§ **Required task**:
Write out the material exactly. Do not include the pictures.

---------- Data listing

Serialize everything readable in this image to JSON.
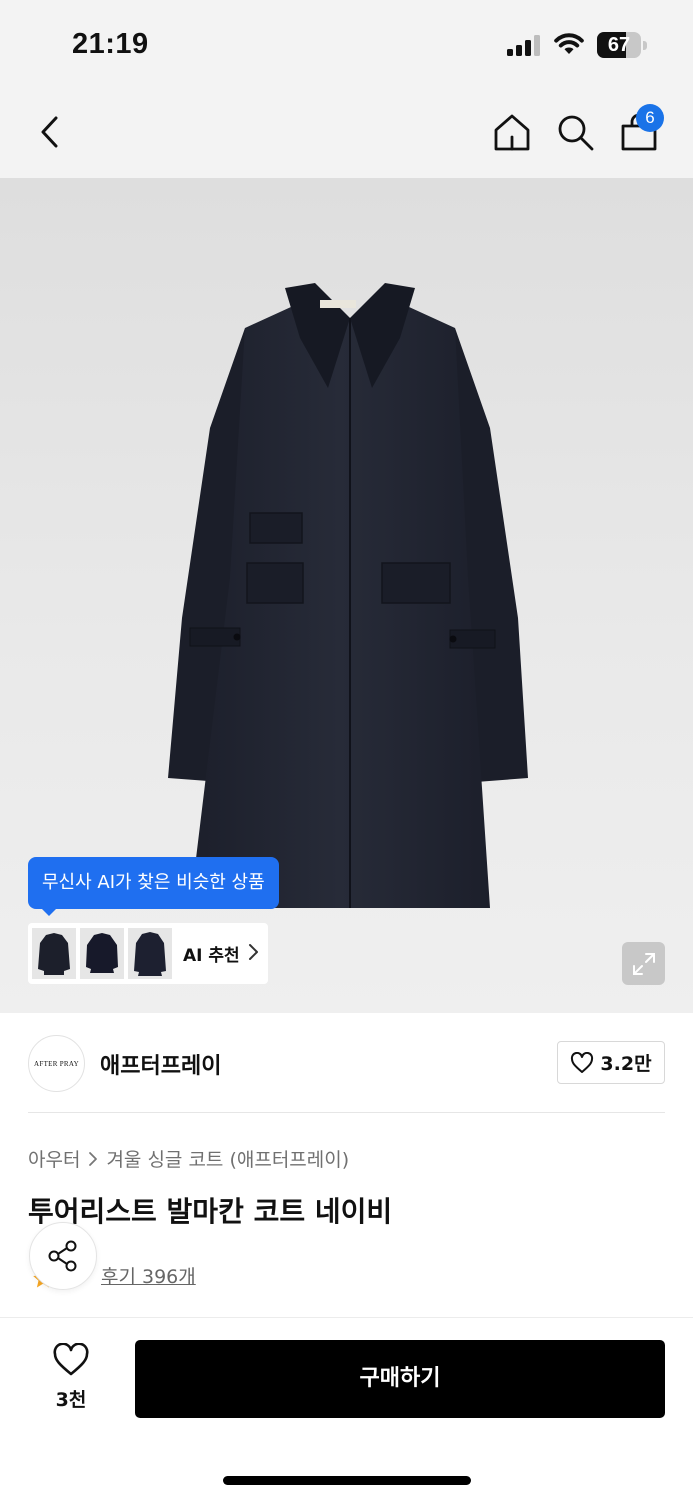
{
  "status_bar": {
    "time": "21:19",
    "battery": "67",
    "battery_level": 0.67,
    "icons": [
      "signal-icon",
      "wifi-icon",
      "battery-icon"
    ]
  },
  "nav": {
    "icons": [
      "back-icon",
      "home-icon",
      "search-icon",
      "cart-icon"
    ],
    "cart_badge": "6",
    "accent_color": "#1a73e8"
  },
  "hero": {
    "ai_tooltip": "무신사 AI가 찾은 비슷한 상품",
    "ai_label": "AI 추천",
    "tooltip_color": "#1f6ff0",
    "icons": [
      "chevron-right-icon",
      "expand-icon"
    ]
  },
  "brand": {
    "logo_text": "AFTER PRAY",
    "name": "애프터프레이",
    "like_count": "3.2만",
    "icons": [
      "heart-icon"
    ]
  },
  "product": {
    "breadcrumb": [
      "아우터",
      "겨울 싱글 코트 (애프터프레이)"
    ],
    "title": "투어리스트 발마칸 코트 네이비",
    "rating": "5",
    "review_link": "후기 396개",
    "icons": [
      "star-icon",
      "share-icon"
    ]
  },
  "bottom_bar": {
    "wish_count": "3천",
    "buy_label": "구매하기",
    "icons": [
      "heart-outline-icon"
    ]
  }
}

--------------------

§ **Exercise answer**:
Serialize everything readable in this image to JSON.
{
  "status_bar": {
    "time": "21:19",
    "battery": "67",
    "battery_level": 0.67,
    "icons": [
      "signal-icon",
      "wifi-icon",
      "battery-icon"
    ]
  },
  "nav": {
    "icons": [
      "back-icon",
      "home-icon",
      "search-icon",
      "cart-icon"
    ],
    "cart_badge": "6",
    "accent_color": "#1a73e8"
  },
  "hero": {
    "ai_tooltip": "무신사 AI가 찾은 비슷한 상품",
    "ai_label": "AI 추천",
    "tooltip_color": "#1f6ff0",
    "icons": [
      "chevron-right-icon",
      "expand-icon"
    ]
  },
  "brand": {
    "logo_text": "AFTER PRAY",
    "name": "애프터프레이",
    "like_count": "3.2만",
    "icons": [
      "heart-icon"
    ]
  },
  "product": {
    "breadcrumb": [
      "아우터",
      "겨울 싱글 코트 (애프터프레이)"
    ],
    "title": "투어리스트 발마칸 코트 네이비",
    "rating": "5",
    "review_link": "후기 396개",
    "icons": [
      "star-icon",
      "share-icon"
    ]
  },
  "bottom_bar": {
    "wish_count": "3천",
    "buy_label": "구매하기",
    "icons": [
      "heart-outline-icon"
    ]
  }
}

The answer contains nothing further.